=== Material supplied ===

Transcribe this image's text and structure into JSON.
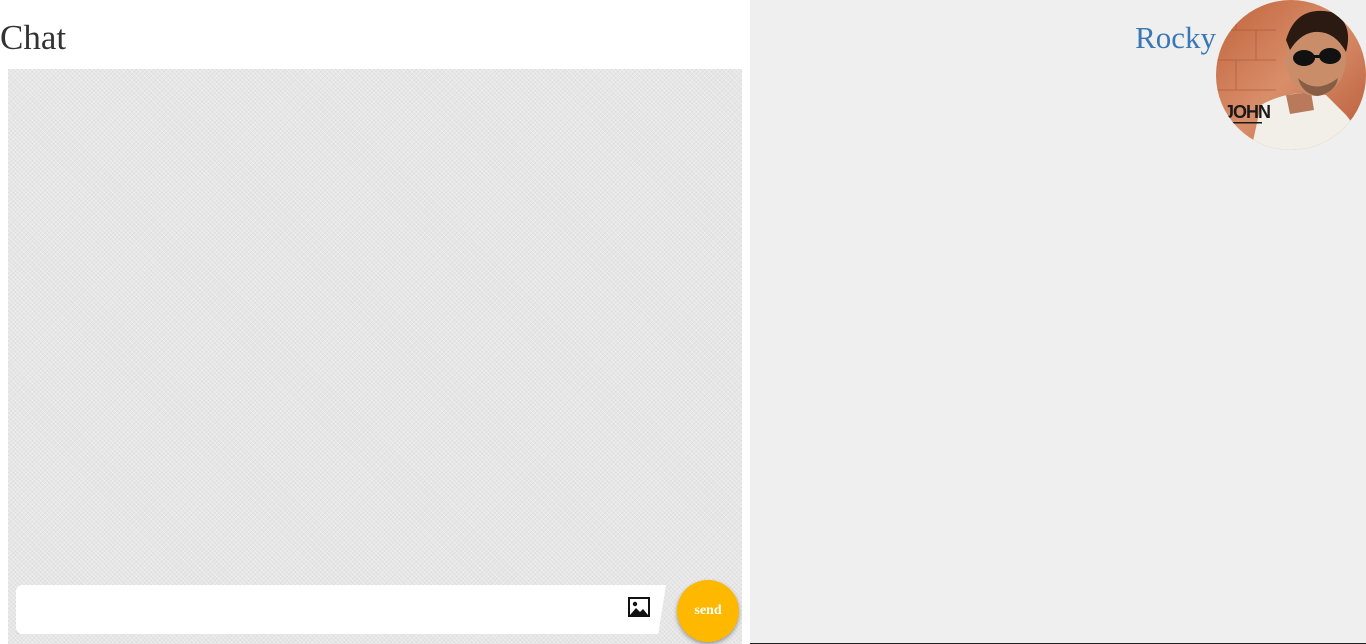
{
  "chat": {
    "title": "Chat",
    "input_value": "",
    "input_placeholder": "",
    "image_icon": "image-icon",
    "send_label": "send"
  },
  "user": {
    "name": "Rocky",
    "avatar_text": "JOHN"
  },
  "colors": {
    "send_button": "#ffb800",
    "user_name": "#3a78b5",
    "right_panel_bg": "#efefef",
    "chat_area_bg": "#e6e6e6"
  }
}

===

Report the number of lines above that contain the word "image", and only that number.

2